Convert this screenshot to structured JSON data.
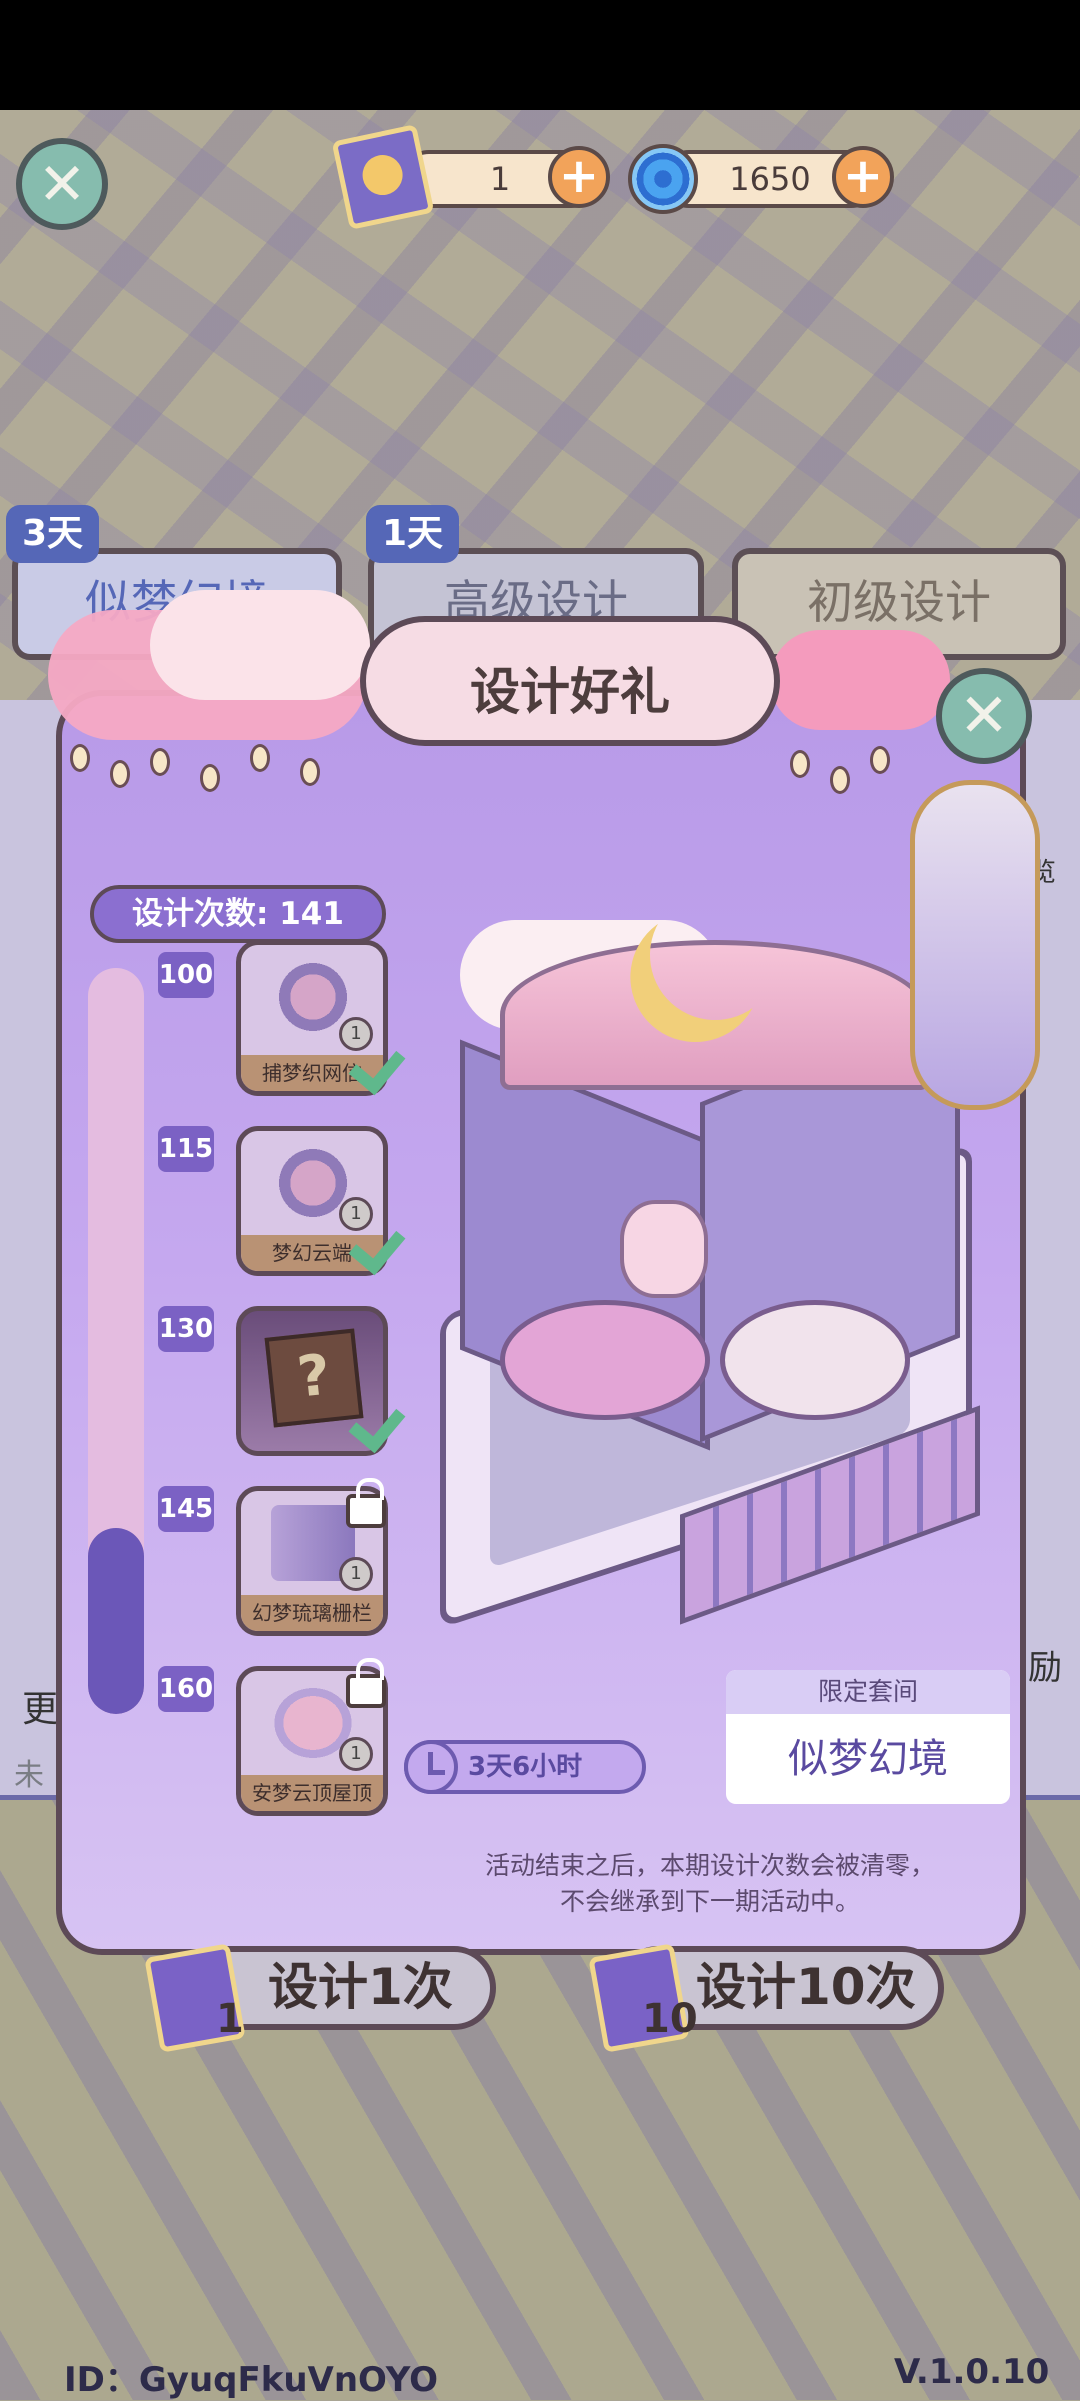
{
  "header": {
    "tickets": "1",
    "currency": "1650"
  },
  "tabs": [
    {
      "label": "似梦幻境",
      "days": "3天"
    },
    {
      "label": "高级设计",
      "days": "1天"
    },
    {
      "label": "初级设计",
      "days": ""
    }
  ],
  "modal": {
    "title": "设计好礼",
    "count_label": "设计次数: 141",
    "progress_fraction": 0.25,
    "milestones": [
      {
        "value": "100",
        "name": "捕梦织网信",
        "qty": "1",
        "status": "claimed"
      },
      {
        "value": "115",
        "name": "梦幻云端",
        "qty": "1",
        "status": "claimed"
      },
      {
        "value": "130",
        "name": "",
        "qty": "",
        "status": "claimed-mystery"
      },
      {
        "value": "145",
        "name": "幻梦琉璃栅栏",
        "qty": "1",
        "status": "locked"
      },
      {
        "value": "160",
        "name": "安梦云顶屋顶",
        "qty": "1",
        "status": "locked"
      }
    ],
    "timer": "3天6小时",
    "suite_header": "限定套间",
    "suite_name": "似梦幻境",
    "note_line1": "活动结束之后，本期设计次数会被清零，",
    "note_line2": "不会继承到下一期活动中。"
  },
  "buttons": {
    "design_once": "设计1次",
    "design_once_cost": "1",
    "design_ten": "设计10次",
    "design_ten_cost": "10"
  },
  "background": {
    "left_partial": "更",
    "left_partial2": "未",
    "right_partial": "励",
    "right_partial2": "览"
  },
  "footer": {
    "id": "ID：GyuqFkuVnOYO",
    "version": "V.1.0.10"
  },
  "colors": {
    "modal_top": "#b89ae8",
    "progress_fill": "#6b57b8",
    "check": "#5fb88c",
    "close_button": "#86bcae"
  }
}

=== The request ===
Except for the pictures, copy the material above exactly.

=== Full answer ===
Convert this screenshot to structured JSON data.
{
  "header": {
    "tickets": "1",
    "currency": "1650"
  },
  "tabs": [
    {
      "label": "似梦幻境",
      "days": "3天"
    },
    {
      "label": "高级设计",
      "days": "1天"
    },
    {
      "label": "初级设计",
      "days": ""
    }
  ],
  "modal": {
    "title": "设计好礼",
    "count_label": "设计次数: 141",
    "progress_fraction": 0.25,
    "milestones": [
      {
        "value": "100",
        "name": "捕梦织网信",
        "qty": "1",
        "status": "claimed"
      },
      {
        "value": "115",
        "name": "梦幻云端",
        "qty": "1",
        "status": "claimed"
      },
      {
        "value": "130",
        "name": "",
        "qty": "",
        "status": "claimed-mystery"
      },
      {
        "value": "145",
        "name": "幻梦琉璃栅栏",
        "qty": "1",
        "status": "locked"
      },
      {
        "value": "160",
        "name": "安梦云顶屋顶",
        "qty": "1",
        "status": "locked"
      }
    ],
    "timer": "3天6小时",
    "suite_header": "限定套间",
    "suite_name": "似梦幻境",
    "note_line1": "活动结束之后，本期设计次数会被清零，",
    "note_line2": "不会继承到下一期活动中。"
  },
  "buttons": {
    "design_once": "设计1次",
    "design_once_cost": "1",
    "design_ten": "设计10次",
    "design_ten_cost": "10"
  },
  "background": {
    "left_partial": "更",
    "left_partial2": "未",
    "right_partial": "励",
    "right_partial2": "览"
  },
  "footer": {
    "id": "ID：GyuqFkuVnOYO",
    "version": "V.1.0.10"
  },
  "colors": {
    "modal_top": "#b89ae8",
    "progress_fill": "#6b57b8",
    "check": "#5fb88c",
    "close_button": "#86bcae"
  }
}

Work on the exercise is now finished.